**Work to be completed:** Name each type of validity that the post on trustworthy theorycrafting below identifies.

We want the theorycrafting we encounter to be correct, but is that all we should want? This post explores another virtue of good theorycrafting, trustworthiness.
It is hard to put faith in a result, no matter how precise or appealing, if we have no idea how a person arrived at it. We want theorycrafters to describe their methods so that we can have some confidence that their results are reasonably-obtained rather than the product of chance or mistake. Real-world scientists have the same expectation in their fields and, quite understandably, have put a lot of time into articulating what things make a result trustworthy. They use the following terms:
Valid
This is a rather expansive concept for a five-letter word. Broadly speaking, the concern of validity deals with how well a test has been constructed. It can be broken down into internal validity, which regards whether the proposed cause is really leading to the proposed effect, and external validity, which regards whether or not the test is representative of the phenomenon in question. There are also the ideas of construct validity and content validity, which relate to whether the test is measuring what the tester thinks it is measuring.
What the concern of validity sums to, then, is the desire to have a test be in all ways a good and reasonable test of the phenomenon in question. If a test fails on just one dimension of validity it can ruin the whole thing. For example, even if you otherwise perform the absolute best target dummy testing possible but fail on construct validity by comparing a Careful Aim build with a non-CA build, the whole thing may have to be thrown out. (Careful Aim is problematic for most testing on target dummies because, owing to the dummies always being over 90% health, it skews results in favor of the CA build.)
Because validity is such a huge concern, good theorycrafting should include a long enough description of the methods and math used such that the reader is assured that test is appropriate and properly executed. This can require a long description for some tests, but these days we have some significant shortcuts at our disposal. For example, linking to a femaledwarf profile can remove the need for a lot of the descriptions of settings. Bloggers and forum regulars also have the advantage that they can link to previous posts explaining their methods if they are repeating an old test for a new tier.
Reliable
We want a result to persist through repeated testing. Put another way, we want a result to be generally true rather than only true of one run of the test where some fluke or trick of RNG made an outlier result. This is why good theorycrafting often involves many iterations on a simulator (such as with SimulationCraft) or extended periods of time on a target dummy; the goal is to get any spikes or troughs in results to average out over lengthy testing. Thirty seconds on a target dummy is no way to test something considering how much your results may vary away from the “true” average due to crits and procs.
Replicable
This is the idea that another tester should be able to reproduce your results. Replicating an experiment allows scientists confidence that a result was not the product of a particular tester’s idiosyncracies and is instead valid in a general sense. Replication recently allowed scientists to confirm that neutrinos can travel faster than light, but a lack of replicability was also the downfall of a famous result in the search for cold fusion.
Replication additionally allows for conversation and advancement within a scientific or theorycrafting community. A test being replicable allows testers to repeat and build off each other’s work, achieving better results than a single person working alone would be able to attain.
Together, these virtues of good testing combine toward this conclusion: good theorycrafting involves explaining your work well enough that other people can have faith in it as being generally true of the phenomenon in question and can replicate the test if they want to.

**Material provided:**
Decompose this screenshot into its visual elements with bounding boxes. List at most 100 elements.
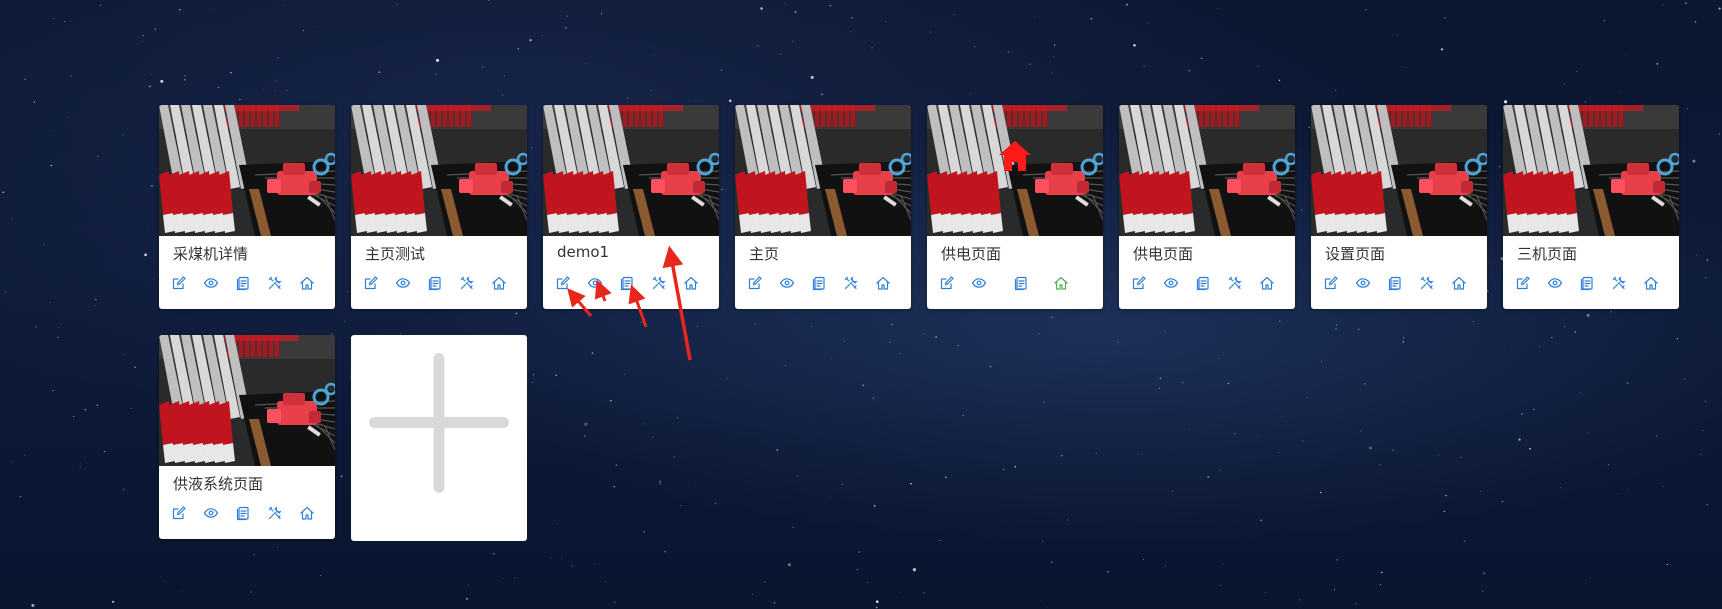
edit-button[interactable] — [1323, 272, 1355, 294]
copy-button[interactable] — [1387, 272, 1419, 294]
set-home-button[interactable] — [299, 272, 331, 294]
star — [1333, 588, 1336, 591]
star — [591, 352, 594, 354]
star — [680, 505, 682, 507]
set-home-button[interactable] — [491, 272, 523, 294]
star — [565, 27, 567, 29]
star — [555, 374, 557, 376]
star — [340, 475, 343, 478]
edit-button[interactable] — [171, 502, 203, 524]
star — [72, 416, 74, 417]
settings-button[interactable] — [651, 272, 683, 294]
view-button[interactable] — [395, 272, 427, 294]
view-button[interactable] — [971, 272, 1013, 294]
star — [642, 423, 644, 425]
set-home-button[interactable] — [683, 272, 715, 294]
view-button[interactable] — [1355, 272, 1387, 294]
set-home-button[interactable] — [299, 502, 331, 524]
star — [1440, 48, 1444, 51]
edit-button[interactable] — [747, 272, 779, 294]
star — [1141, 453, 1143, 455]
copy-button[interactable] — [619, 272, 651, 294]
edit-button[interactable] — [171, 272, 203, 294]
copy-button[interactable] — [1195, 272, 1227, 294]
star — [1483, 572, 1485, 574]
star — [1504, 100, 1508, 104]
set-home-button[interactable] — [1259, 272, 1291, 294]
star — [844, 341, 845, 342]
star — [974, 46, 976, 48]
settings-button[interactable] — [267, 272, 299, 294]
view-icon — [1355, 278, 1371, 288]
view-button[interactable] — [203, 272, 235, 294]
star — [954, 14, 956, 16]
star — [945, 476, 947, 479]
copy-button[interactable] — [427, 272, 459, 294]
star — [66, 117, 68, 118]
page-card-actions — [555, 272, 715, 294]
copy-button[interactable] — [1013, 272, 1053, 294]
copy-button[interactable] — [811, 272, 843, 294]
star — [1325, 443, 1326, 444]
edit-button[interactable] — [1131, 272, 1163, 294]
star — [466, 598, 468, 600]
star — [147, 226, 149, 228]
view-button[interactable] — [587, 272, 619, 294]
star — [277, 546, 279, 548]
edit-button[interactable] — [1515, 272, 1547, 294]
star — [694, 480, 695, 482]
star — [1403, 337, 1405, 339]
star — [776, 449, 779, 451]
view-button[interactable] — [203, 502, 235, 524]
star — [1051, 561, 1053, 563]
copy-button[interactable] — [235, 272, 267, 294]
star — [154, 279, 155, 281]
set-home-button[interactable] — [1451, 272, 1483, 294]
settings-button[interactable] — [1611, 272, 1643, 294]
settings-icon — [1612, 276, 1626, 290]
star — [1364, 382, 1366, 385]
star — [924, 333, 926, 335]
star — [1481, 590, 1484, 592]
settings-button[interactable] — [459, 272, 491, 294]
view-button[interactable] — [1163, 272, 1195, 294]
view-button[interactable] — [779, 272, 811, 294]
copy-button[interactable] — [235, 502, 267, 524]
star — [184, 79, 186, 81]
set-home-button[interactable] — [1053, 272, 1089, 294]
view-icon — [779, 278, 795, 288]
star — [1628, 488, 1630, 490]
star — [595, 564, 596, 565]
settings-icon — [268, 506, 282, 520]
star — [481, 66, 484, 68]
star — [1320, 491, 1322, 494]
copy-button[interactable] — [1579, 272, 1611, 294]
edit-button[interactable] — [555, 272, 587, 294]
star — [1574, 331, 1576, 333]
page-card-actions — [363, 272, 523, 294]
settings-button[interactable] — [1227, 272, 1259, 294]
settings-button[interactable] — [843, 272, 875, 294]
set-home-button[interactable] — [875, 272, 907, 294]
star — [1684, 378, 1686, 380]
star — [130, 408, 132, 410]
star — [794, 501, 796, 502]
star — [435, 58, 440, 62]
settings-button[interactable] — [1419, 272, 1451, 294]
star — [11, 461, 13, 463]
edit-button[interactable] — [363, 272, 395, 294]
edit-icon — [556, 276, 570, 290]
page-thumbnail — [351, 105, 527, 236]
star — [64, 21, 66, 23]
view-button[interactable] — [1547, 272, 1579, 294]
add-page-card[interactable] — [351, 335, 527, 541]
star — [760, 7, 763, 10]
settings-button[interactable] — [267, 502, 299, 524]
star — [239, 98, 241, 101]
star — [1498, 166, 1501, 168]
set-home-button[interactable] — [1643, 272, 1675, 294]
edit-button[interactable] — [939, 272, 971, 294]
star — [1043, 401, 1045, 403]
view-icon — [1547, 278, 1563, 288]
star — [571, 565, 574, 567]
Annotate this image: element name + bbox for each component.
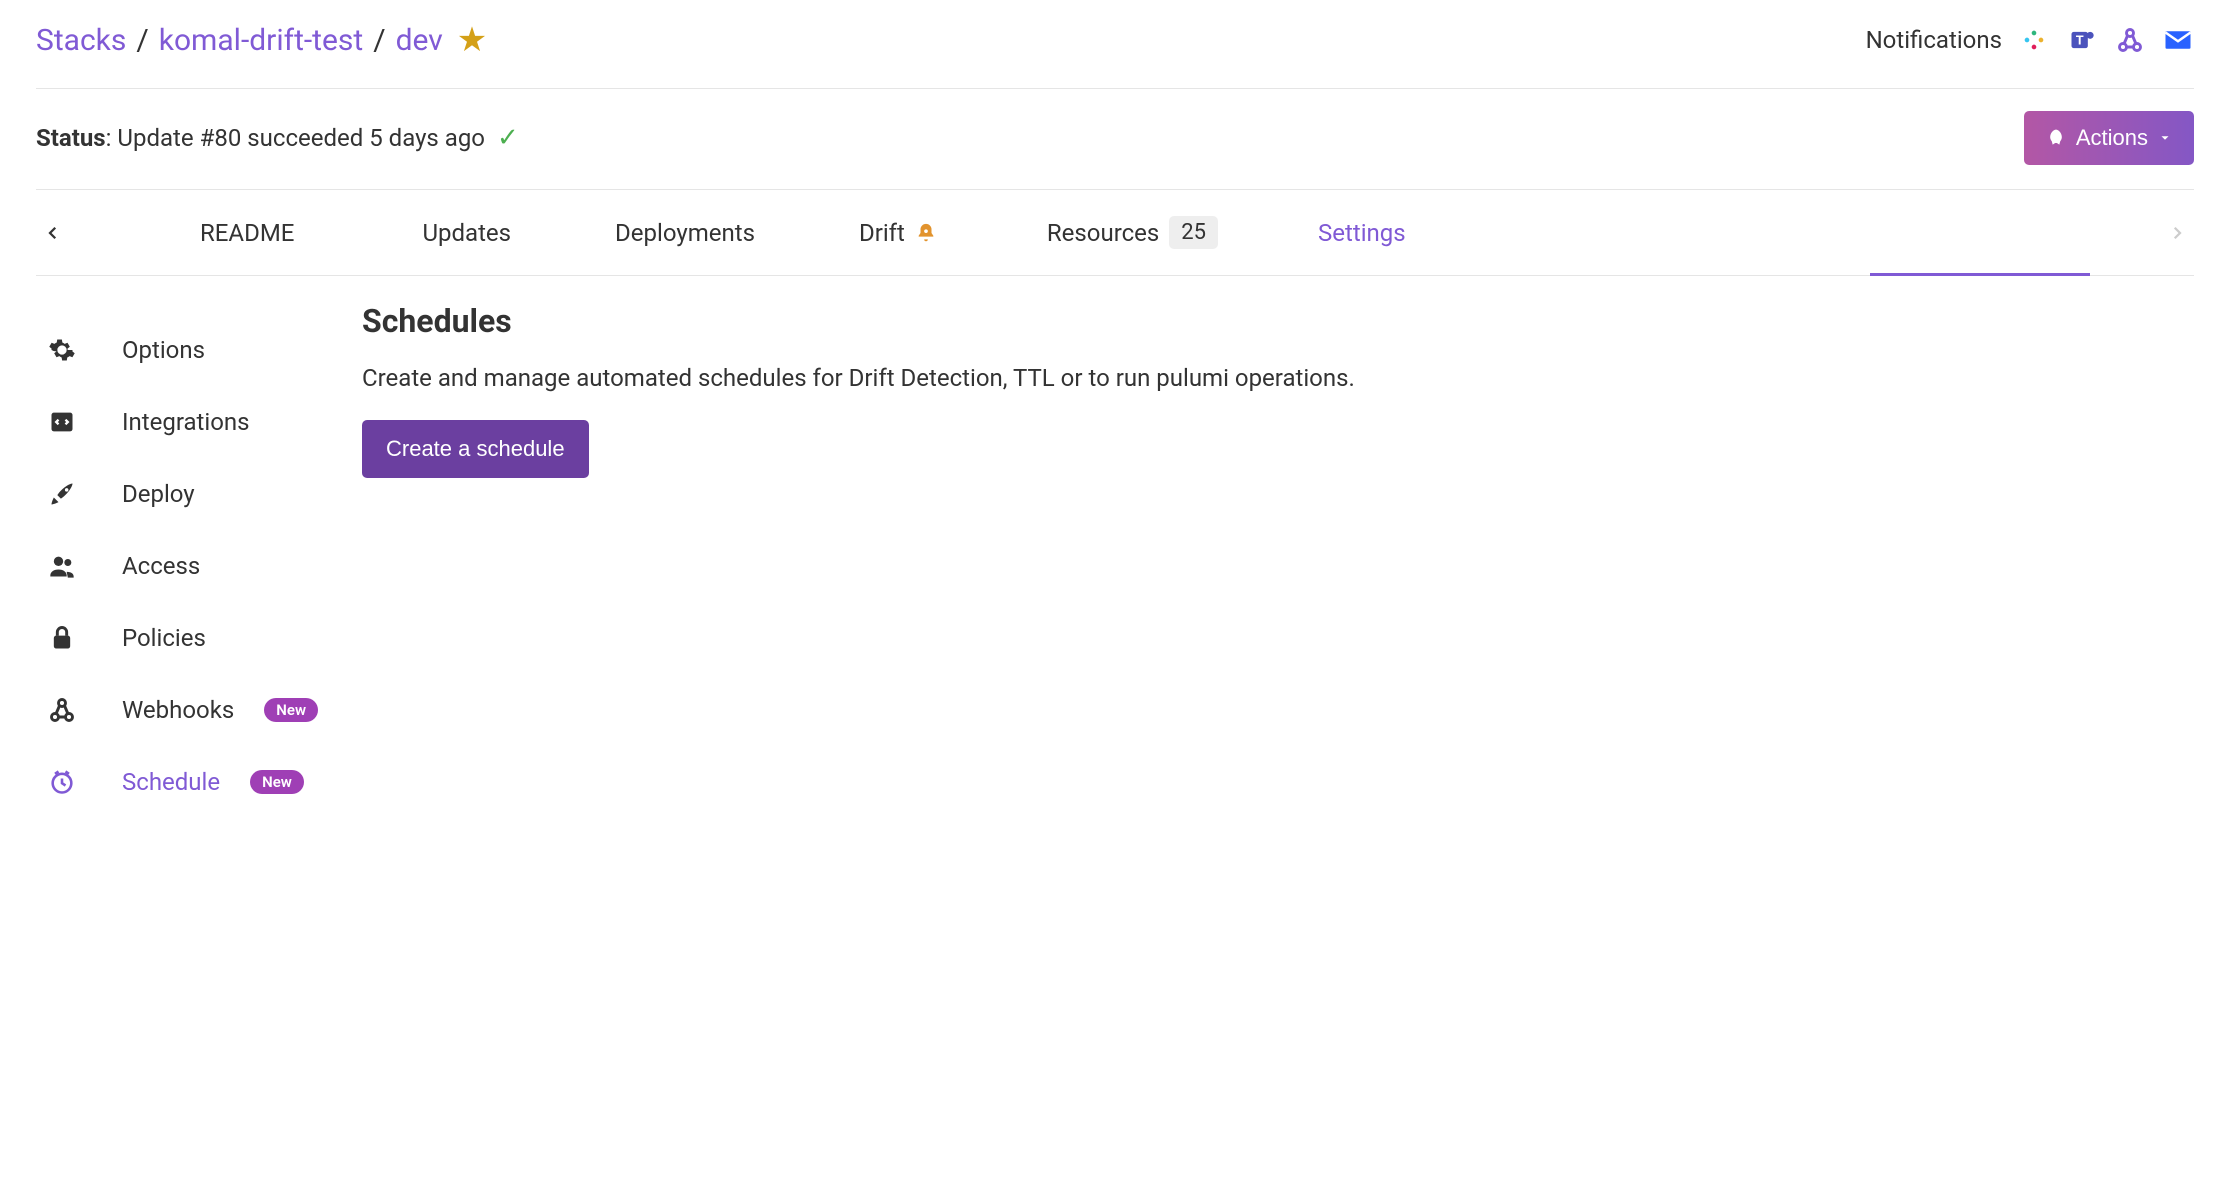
breadcrumb-stacks[interactable]: Stacks <box>36 23 126 58</box>
actions-button[interactable]: Actions <box>2024 111 2194 165</box>
chevron-down-icon <box>2158 131 2172 145</box>
notifications-row: Notifications T <box>1866 24 2194 56</box>
tab-scroll-left-icon[interactable] <box>36 224 70 242</box>
svg-text:T: T <box>2076 34 2084 49</box>
status-message: : Update #80 succeeded 5 days ago <box>106 124 485 152</box>
content-row: Options Integrations Deploy Access Polic… <box>36 276 2194 818</box>
breadcrumb-sep-2: / <box>373 23 385 58</box>
tab-readme[interactable]: README <box>200 193 294 273</box>
sidebar-options-label: Options <box>122 336 205 364</box>
page-title: Schedules <box>362 302 2194 340</box>
tabs-wrap: README Updates Deployments Drift Resourc… <box>70 190 2160 275</box>
rocket-icon <box>2046 128 2066 148</box>
star-icon[interactable]: ★ <box>457 20 487 60</box>
teams-icon[interactable]: T <box>2066 24 2098 56</box>
tab-deployments[interactable]: Deployments <box>615 193 755 273</box>
tab-settings[interactable]: Settings <box>1318 193 1406 273</box>
webhook-icon <box>48 696 78 724</box>
sidebar-item-deploy[interactable]: Deploy <box>36 458 362 530</box>
gear-icon <box>48 336 78 364</box>
sidebar-integrations-label: Integrations <box>122 408 250 436</box>
actions-label: Actions <box>2076 125 2148 151</box>
tab-resources[interactable]: Resources 25 <box>1047 190 1218 275</box>
breadcrumb-sep-1: / <box>136 23 148 58</box>
tab-drift[interactable]: Drift <box>859 193 937 273</box>
status-row: Status: Update #80 succeeded 5 days ago … <box>36 89 2194 190</box>
sidebar-item-integrations[interactable]: Integrations <box>36 386 362 458</box>
new-badge: New <box>264 698 318 722</box>
code-icon <box>48 408 78 436</box>
sidebar-webhooks-label: Webhooks <box>122 696 234 724</box>
tab-updates[interactable]: Updates <box>422 193 511 273</box>
rocket-icon <box>48 480 78 508</box>
breadcrumb-stack[interactable]: dev <box>396 23 443 58</box>
sidebar-item-access[interactable]: Access <box>36 530 362 602</box>
breadcrumb-project[interactable]: komal-drift-test <box>159 23 363 58</box>
slack-icon[interactable] <box>2018 24 2050 56</box>
tab-drift-label: Drift <box>859 219 905 247</box>
email-icon[interactable] <box>2162 24 2194 56</box>
header-row: Stacks / komal-drift-test / dev ★ Notifi… <box>36 20 2194 89</box>
sidebar-item-webhooks[interactable]: Webhooks New <box>36 674 362 746</box>
sidebar-item-schedule[interactable]: Schedule New <box>36 746 362 818</box>
new-badge: New <box>250 770 304 794</box>
main-content: Schedules Create and manage automated sc… <box>362 302 2194 818</box>
settings-sidebar: Options Integrations Deploy Access Polic… <box>36 302 362 818</box>
webhook-icon[interactable] <box>2114 24 2146 56</box>
status-text: Status: Update #80 succeeded 5 days ago … <box>36 123 519 153</box>
tab-resources-label: Resources <box>1047 219 1159 247</box>
breadcrumb: Stacks / komal-drift-test / dev ★ <box>36 20 487 60</box>
sidebar-policies-label: Policies <box>122 624 206 652</box>
resources-count-badge: 25 <box>1169 216 1218 249</box>
sidebar-access-label: Access <box>122 552 200 580</box>
sidebar-item-options[interactable]: Options <box>36 314 362 386</box>
lock-icon <box>48 624 78 652</box>
create-schedule-button[interactable]: Create a schedule <box>362 420 589 478</box>
tab-scroll-right-icon[interactable] <box>2160 224 2194 242</box>
clock-icon <box>48 768 78 796</box>
people-icon <box>48 552 78 580</box>
tabs-row: README Updates Deployments Drift Resourc… <box>36 190 2194 276</box>
notifications-label: Notifications <box>1866 26 2002 54</box>
sidebar-deploy-label: Deploy <box>122 480 195 508</box>
status-label: Status <box>36 124 106 152</box>
sidebar-item-policies[interactable]: Policies <box>36 602 362 674</box>
sidebar-schedule-label: Schedule <box>122 768 220 796</box>
page-description: Create and manage automated schedules fo… <box>362 364 2194 392</box>
drift-alert-icon <box>915 222 937 244</box>
status-success-icon: ✓ <box>497 123 519 153</box>
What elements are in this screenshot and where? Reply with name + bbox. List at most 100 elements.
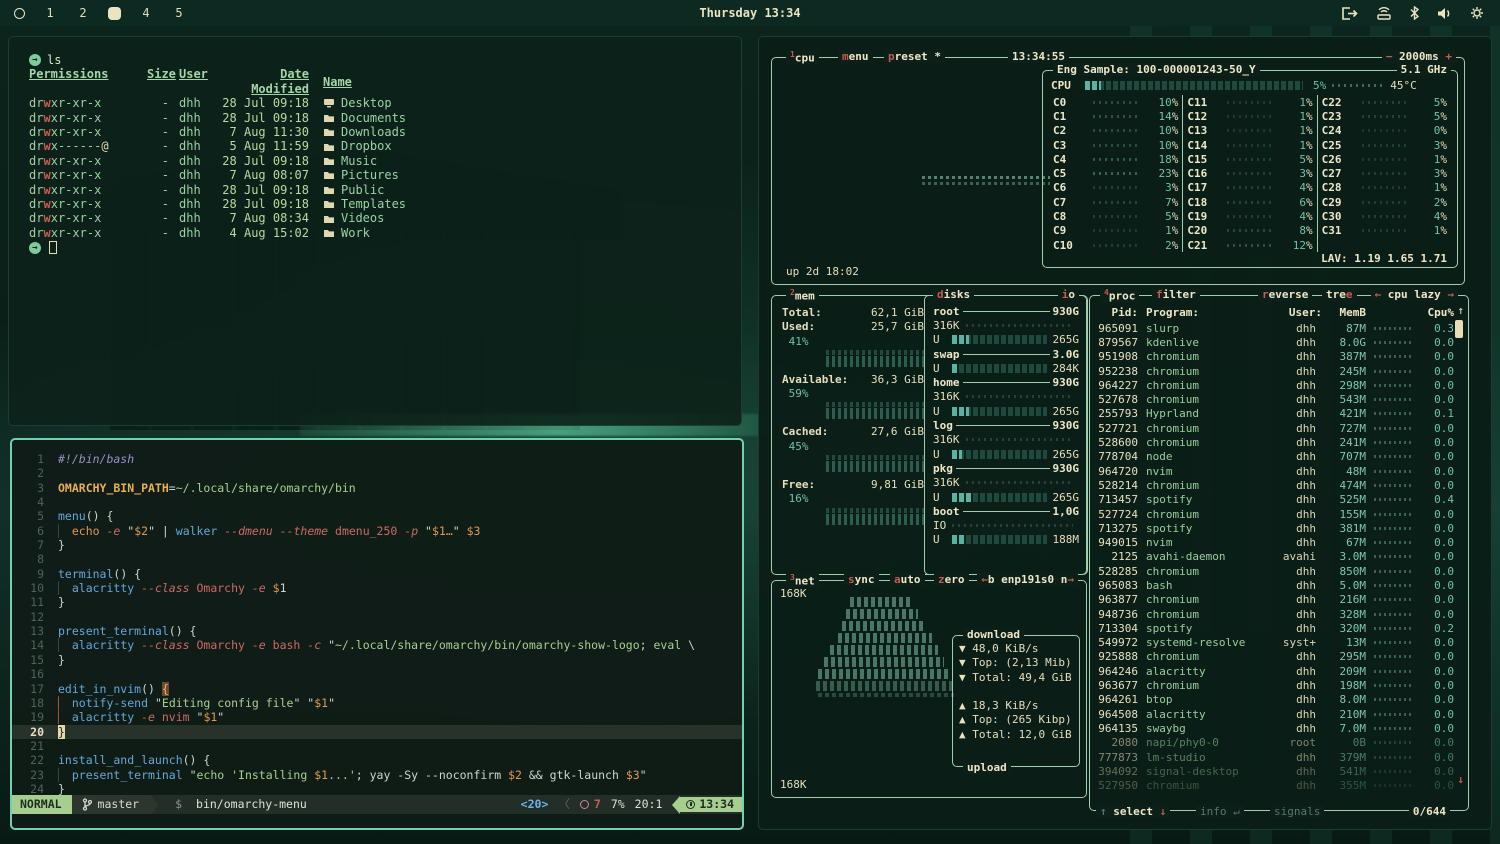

**Expected answer:** Internal validity, external validity, construct validity, content validity